> **PROBLEM TO SOLVE**: Here are some entries; quote each one exactly.
━━ INPUT ━━
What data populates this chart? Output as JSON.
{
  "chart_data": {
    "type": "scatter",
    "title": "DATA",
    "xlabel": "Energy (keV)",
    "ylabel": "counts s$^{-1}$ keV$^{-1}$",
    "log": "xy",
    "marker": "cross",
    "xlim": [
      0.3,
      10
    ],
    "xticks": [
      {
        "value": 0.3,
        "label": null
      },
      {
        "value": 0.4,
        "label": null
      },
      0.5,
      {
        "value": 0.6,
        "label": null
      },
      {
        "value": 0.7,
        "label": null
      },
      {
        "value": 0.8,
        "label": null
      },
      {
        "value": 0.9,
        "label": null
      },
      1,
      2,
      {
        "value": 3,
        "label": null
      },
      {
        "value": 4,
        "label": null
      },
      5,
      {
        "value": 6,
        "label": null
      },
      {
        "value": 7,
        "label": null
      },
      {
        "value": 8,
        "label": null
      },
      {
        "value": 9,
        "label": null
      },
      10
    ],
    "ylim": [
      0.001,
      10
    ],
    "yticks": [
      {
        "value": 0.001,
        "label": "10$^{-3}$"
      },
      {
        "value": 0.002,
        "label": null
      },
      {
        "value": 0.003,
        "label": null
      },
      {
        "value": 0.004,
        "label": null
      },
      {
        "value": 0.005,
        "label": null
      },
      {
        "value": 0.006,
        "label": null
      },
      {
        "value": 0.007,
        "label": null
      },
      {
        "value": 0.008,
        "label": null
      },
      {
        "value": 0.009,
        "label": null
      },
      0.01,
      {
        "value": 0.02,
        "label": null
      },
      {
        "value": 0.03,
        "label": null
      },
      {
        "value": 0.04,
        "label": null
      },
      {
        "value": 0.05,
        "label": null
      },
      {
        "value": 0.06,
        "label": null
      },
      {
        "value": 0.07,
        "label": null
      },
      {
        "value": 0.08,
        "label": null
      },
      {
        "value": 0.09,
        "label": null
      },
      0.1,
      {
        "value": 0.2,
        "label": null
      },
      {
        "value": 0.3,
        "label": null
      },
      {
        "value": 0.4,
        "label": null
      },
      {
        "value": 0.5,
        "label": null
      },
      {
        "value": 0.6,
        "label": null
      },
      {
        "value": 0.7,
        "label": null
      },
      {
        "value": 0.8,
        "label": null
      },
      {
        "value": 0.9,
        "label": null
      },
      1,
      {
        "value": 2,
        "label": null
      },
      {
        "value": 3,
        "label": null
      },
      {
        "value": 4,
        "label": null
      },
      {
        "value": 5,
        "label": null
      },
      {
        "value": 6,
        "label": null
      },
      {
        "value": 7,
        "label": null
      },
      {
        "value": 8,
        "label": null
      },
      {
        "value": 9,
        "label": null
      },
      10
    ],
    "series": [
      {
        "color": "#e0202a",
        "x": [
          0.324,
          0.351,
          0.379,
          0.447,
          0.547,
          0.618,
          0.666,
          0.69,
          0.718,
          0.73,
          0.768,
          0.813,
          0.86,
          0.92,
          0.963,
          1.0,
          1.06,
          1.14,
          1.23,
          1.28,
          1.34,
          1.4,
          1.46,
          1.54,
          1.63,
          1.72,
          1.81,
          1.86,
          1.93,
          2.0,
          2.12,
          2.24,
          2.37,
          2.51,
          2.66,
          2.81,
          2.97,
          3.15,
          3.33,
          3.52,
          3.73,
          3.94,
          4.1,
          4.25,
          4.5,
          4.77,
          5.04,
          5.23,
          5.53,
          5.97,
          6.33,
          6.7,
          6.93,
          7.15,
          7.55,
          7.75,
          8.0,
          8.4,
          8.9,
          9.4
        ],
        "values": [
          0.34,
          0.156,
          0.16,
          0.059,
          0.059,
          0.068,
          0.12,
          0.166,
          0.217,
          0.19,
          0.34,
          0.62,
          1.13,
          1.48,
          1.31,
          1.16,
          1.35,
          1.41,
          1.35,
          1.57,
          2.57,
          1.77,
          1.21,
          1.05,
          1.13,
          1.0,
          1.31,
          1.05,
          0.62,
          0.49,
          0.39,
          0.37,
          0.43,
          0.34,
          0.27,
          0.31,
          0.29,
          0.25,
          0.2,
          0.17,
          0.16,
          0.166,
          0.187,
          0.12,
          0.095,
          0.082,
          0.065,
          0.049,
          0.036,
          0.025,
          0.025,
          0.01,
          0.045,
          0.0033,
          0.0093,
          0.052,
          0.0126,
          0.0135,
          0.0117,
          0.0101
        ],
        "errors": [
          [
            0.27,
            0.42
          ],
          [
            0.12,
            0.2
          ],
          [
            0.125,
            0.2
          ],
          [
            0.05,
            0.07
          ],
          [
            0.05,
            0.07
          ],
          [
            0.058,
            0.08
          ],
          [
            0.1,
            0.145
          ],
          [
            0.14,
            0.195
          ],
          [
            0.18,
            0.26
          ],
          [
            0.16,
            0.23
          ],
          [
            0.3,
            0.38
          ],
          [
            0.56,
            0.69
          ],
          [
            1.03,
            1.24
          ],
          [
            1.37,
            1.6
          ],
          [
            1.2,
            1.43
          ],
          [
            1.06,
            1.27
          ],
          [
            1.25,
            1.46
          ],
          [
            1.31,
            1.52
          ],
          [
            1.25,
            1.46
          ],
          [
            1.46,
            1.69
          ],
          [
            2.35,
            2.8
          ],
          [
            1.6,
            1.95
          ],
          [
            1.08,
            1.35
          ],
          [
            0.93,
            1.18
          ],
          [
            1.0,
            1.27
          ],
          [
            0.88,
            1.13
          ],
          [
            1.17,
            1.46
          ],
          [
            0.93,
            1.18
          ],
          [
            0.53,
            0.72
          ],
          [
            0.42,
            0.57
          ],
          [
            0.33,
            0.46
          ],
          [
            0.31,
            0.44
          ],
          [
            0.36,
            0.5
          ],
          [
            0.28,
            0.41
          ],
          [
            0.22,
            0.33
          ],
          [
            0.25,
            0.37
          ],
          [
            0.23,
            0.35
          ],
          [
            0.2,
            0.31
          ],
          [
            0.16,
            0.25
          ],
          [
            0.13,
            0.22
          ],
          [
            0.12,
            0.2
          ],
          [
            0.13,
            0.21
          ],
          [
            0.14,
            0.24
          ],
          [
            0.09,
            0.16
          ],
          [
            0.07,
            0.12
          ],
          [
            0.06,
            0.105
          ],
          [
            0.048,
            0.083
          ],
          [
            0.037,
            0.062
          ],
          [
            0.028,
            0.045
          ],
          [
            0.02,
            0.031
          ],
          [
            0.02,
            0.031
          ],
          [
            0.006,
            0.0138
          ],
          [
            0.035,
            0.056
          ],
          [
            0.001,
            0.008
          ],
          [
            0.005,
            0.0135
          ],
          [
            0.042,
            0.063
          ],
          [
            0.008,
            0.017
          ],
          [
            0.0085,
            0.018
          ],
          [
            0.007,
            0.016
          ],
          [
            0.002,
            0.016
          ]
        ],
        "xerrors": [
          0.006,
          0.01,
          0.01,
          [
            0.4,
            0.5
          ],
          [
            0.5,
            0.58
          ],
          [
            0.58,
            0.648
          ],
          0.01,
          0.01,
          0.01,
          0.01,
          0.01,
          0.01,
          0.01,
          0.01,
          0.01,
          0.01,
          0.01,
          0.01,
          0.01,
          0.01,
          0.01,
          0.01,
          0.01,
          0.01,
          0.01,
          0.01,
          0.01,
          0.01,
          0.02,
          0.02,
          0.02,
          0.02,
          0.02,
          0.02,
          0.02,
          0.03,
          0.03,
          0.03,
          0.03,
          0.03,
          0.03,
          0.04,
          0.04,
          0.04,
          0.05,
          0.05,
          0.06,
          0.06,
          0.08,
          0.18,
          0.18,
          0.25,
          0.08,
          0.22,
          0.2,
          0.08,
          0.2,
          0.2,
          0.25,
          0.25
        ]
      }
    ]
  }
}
━━━
> **RESPONSE TO THIS TASK**:
What data populates this chart? Output as JSON.
{
  "chart_data": {
    "type": "scatter",
    "title": "DATA",
    "xlabel": "Energy (keV)",
    "ylabel": "counts s$^{-1}$ keV$^{-1}$",
    "log": "xy",
    "marker": "cross",
    "xlim": [
      0.3,
      10
    ],
    "xticks": [
      {
        "value": 0.3,
        "label": null
      },
      {
        "value": 0.4,
        "label": null
      },
      0.5,
      {
        "value": 0.6,
        "label": null
      },
      {
        "value": 0.7,
        "label": null
      },
      {
        "value": 0.8,
        "label": null
      },
      {
        "value": 0.9,
        "label": null
      },
      1,
      2,
      {
        "value": 3,
        "label": null
      },
      {
        "value": 4,
        "label": null
      },
      5,
      {
        "value": 6,
        "label": null
      },
      {
        "value": 7,
        "label": null
      },
      {
        "value": 8,
        "label": null
      },
      {
        "value": 9,
        "label": null
      },
      10
    ],
    "ylim": [
      0.001,
      10
    ],
    "yticks": [
      {
        "value": 0.001,
        "label": "10$^{-3}$"
      },
      {
        "value": 0.002,
        "label": null
      },
      {
        "value": 0.003,
        "label": null
      },
      {
        "value": 0.004,
        "label": null
      },
      {
        "value": 0.005,
        "label": null
      },
      {
        "value": 0.006,
        "label": null
      },
      {
        "value": 0.007,
        "label": null
      },
      {
        "value": 0.008,
        "label": null
      },
      {
        "value": 0.009,
        "label": null
      },
      0.01,
      {
        "value": 0.02,
        "label": null
      },
      {
        "value": 0.03,
        "label": null
      },
      {
        "value": 0.04,
        "label": null
      },
      {
        "value": 0.05,
        "label": null
      },
      {
        "value": 0.06,
        "label": null
      },
      {
        "value": 0.07,
        "label": null
      },
      {
        "value": 0.08,
        "label": null
      },
      {
        "value": 0.09,
        "label": null
      },
      0.1,
      {
        "value": 0.2,
        "label": null
      },
      {
        "value": 0.3,
        "label": null
      },
      {
        "value": 0.4,
        "label": null
      },
      {
        "value": 0.5,
        "label": null
      },
      {
        "value": 0.6,
        "label": null
      },
      {
        "value": 0.7,
        "label": null
      },
      {
        "value": 0.8,
        "label": null
      },
      {
        "value": 0.9,
        "label": null
      },
      1,
      {
        "value": 2,
        "label": null
      },
      {
        "value": 3,
        "label": null
      },
      {
        "value": 4,
        "label": null
      },
      {
        "value": 5,
        "label": null
      },
      {
        "value": 6,
        "label": null
      },
      {
        "value": 7,
        "label": null
      },
      {
        "value": 8,
        "label": null
      },
      {
        "value": 9,
        "label": null
      },
      10
    ],
    "series": [
      {
        "color": "#e0202a",
        "x": [
          0.324,
          0.351,
          0.379,
          0.447,
          0.547,
          0.618,
          0.666,
          0.69,
          0.718,
          0.73,
          0.768,
          0.813,
          0.86,
          0.92,
          0.963,
          1.0,
          1.06,
          1.14,
          1.23,
          1.28,
          1.34,
          1.4,
          1.46,
          1.54,
          1.63,
          1.72,
          1.81,
          1.86,
          1.93,
          2.0,
          2.12,
          2.24,
          2.37,
          2.51,
          2.66,
          2.81,
          2.97,
          3.15,
          3.33,
          3.52,
          3.73,
          3.94,
          4.1,
          4.25,
          4.5,
          4.77,
          5.04,
          5.23,
          5.53,
          5.97,
          6.33,
          6.7,
          6.93,
          7.15,
          7.55,
          7.75,
          8.0,
          8.4,
          8.9,
          9.4
        ],
        "values": [
          0.34,
          0.156,
          0.16,
          0.059,
          0.059,
          0.068,
          0.12,
          0.166,
          0.217,
          0.19,
          0.34,
          0.62,
          1.13,
          1.48,
          1.31,
          1.16,
          1.35,
          1.41,
          1.35,
          1.57,
          2.57,
          1.77,
          1.21,
          1.05,
          1.13,
          1.0,
          1.31,
          1.05,
          0.62,
          0.49,
          0.39,
          0.37,
          0.43,
          0.34,
          0.27,
          0.31,
          0.29,
          0.25,
          0.2,
          0.17,
          0.16,
          0.166,
          0.187,
          0.12,
          0.095,
          0.082,
          0.065,
          0.049,
          0.036,
          0.025,
          0.025,
          0.01,
          0.045,
          0.0033,
          0.0093,
          0.052,
          0.0126,
          0.0135,
          0.0117,
          0.0101
        ],
        "errors": [
          [
            0.27,
            0.42
          ],
          [
            0.12,
            0.2
          ],
          [
            0.125,
            0.2
          ],
          [
            0.05,
            0.07
          ],
          [
            0.05,
            0.07
          ],
          [
            0.058,
            0.08
          ],
          [
            0.1,
            0.145
          ],
          [
            0.14,
            0.195
          ],
          [
            0.18,
            0.26
          ],
          [
            0.16,
            0.23
          ],
          [
            0.3,
            0.38
          ],
          [
            0.56,
            0.69
          ],
          [
            1.03,
            1.24
          ],
          [
            1.37,
            1.6
          ],
          [
            1.2,
            1.43
          ],
          [
            1.06,
            1.27
          ],
          [
            1.25,
            1.46
          ],
          [
            1.31,
            1.52
          ],
          [
            1.25,
            1.46
          ],
          [
            1.46,
            1.69
          ],
          [
            2.35,
            2.8
          ],
          [
            1.6,
            1.95
          ],
          [
            1.08,
            1.35
          ],
          [
            0.93,
            1.18
          ],
          [
            1.0,
            1.27
          ],
          [
            0.88,
            1.13
          ],
          [
            1.17,
            1.46
          ],
          [
            0.93,
            1.18
          ],
          [
            0.53,
            0.72
          ],
          [
            0.42,
            0.57
          ],
          [
            0.33,
            0.46
          ],
          [
            0.31,
            0.44
          ],
          [
            0.36,
            0.5
          ],
          [
            0.28,
            0.41
          ],
          [
            0.22,
            0.33
          ],
          [
            0.25,
            0.37
          ],
          [
            0.23,
            0.35
          ],
          [
            0.2,
            0.31
          ],
          [
            0.16,
            0.25
          ],
          [
            0.13,
            0.22
          ],
          [
            0.12,
            0.2
          ],
          [
            0.13,
            0.21
          ],
          [
            0.14,
            0.24
          ],
          [
            0.09,
            0.16
          ],
          [
            0.07,
            0.12
          ],
          [
            0.06,
            0.105
          ],
          [
            0.048,
            0.083
          ],
          [
            0.037,
            0.062
          ],
          [
            0.028,
            0.045
          ],
          [
            0.02,
            0.031
          ],
          [
            0.02,
            0.031
          ],
          [
            0.006,
            0.0138
          ],
          [
            0.035,
            0.056
          ],
          [
            0.001,
            0.008
          ],
          [
            0.005,
            0.0135
          ],
          [
            0.042,
            0.063
          ],
          [
            0.008,
            0.017
          ],
          [
            0.0085,
            0.018
          ],
          [
            0.007,
            0.016
          ],
          [
            0.002,
            0.016
          ]
        ],
        "xerrors": [
          0.006,
          0.01,
          0.01,
          [
            0.4,
            0.5
          ],
          [
            0.5,
            0.58
          ],
          [
            0.58,
            0.648
          ],
          0.01,
          0.01,
          0.01,
          0.01,
          0.01,
          0.01,
          0.01,
          0.01,
          0.01,
          0.01,
          0.01,
          0.01,
          0.01,
          0.01,
          0.01,
          0.01,
          0.01,
          0.01,
          0.01,
          0.01,
          0.01,
          0.01,
          0.02,
          0.02,
          0.02,
          0.02,
          0.02,
          0.02,
          0.02,
          0.03,
          0.03,
          0.03,
          0.03,
          0.03,
          0.03,
          0.04,
          0.04,
          0.04,
          0.05,
          0.05,
          0.06,
          0.06,
          0.08,
          0.18,
          0.18,
          0.25,
          0.08,
          0.22,
          0.2,
          0.08,
          0.2,
          0.2,
          0.25,
          0.25
        ]
      }
    ]
  }
}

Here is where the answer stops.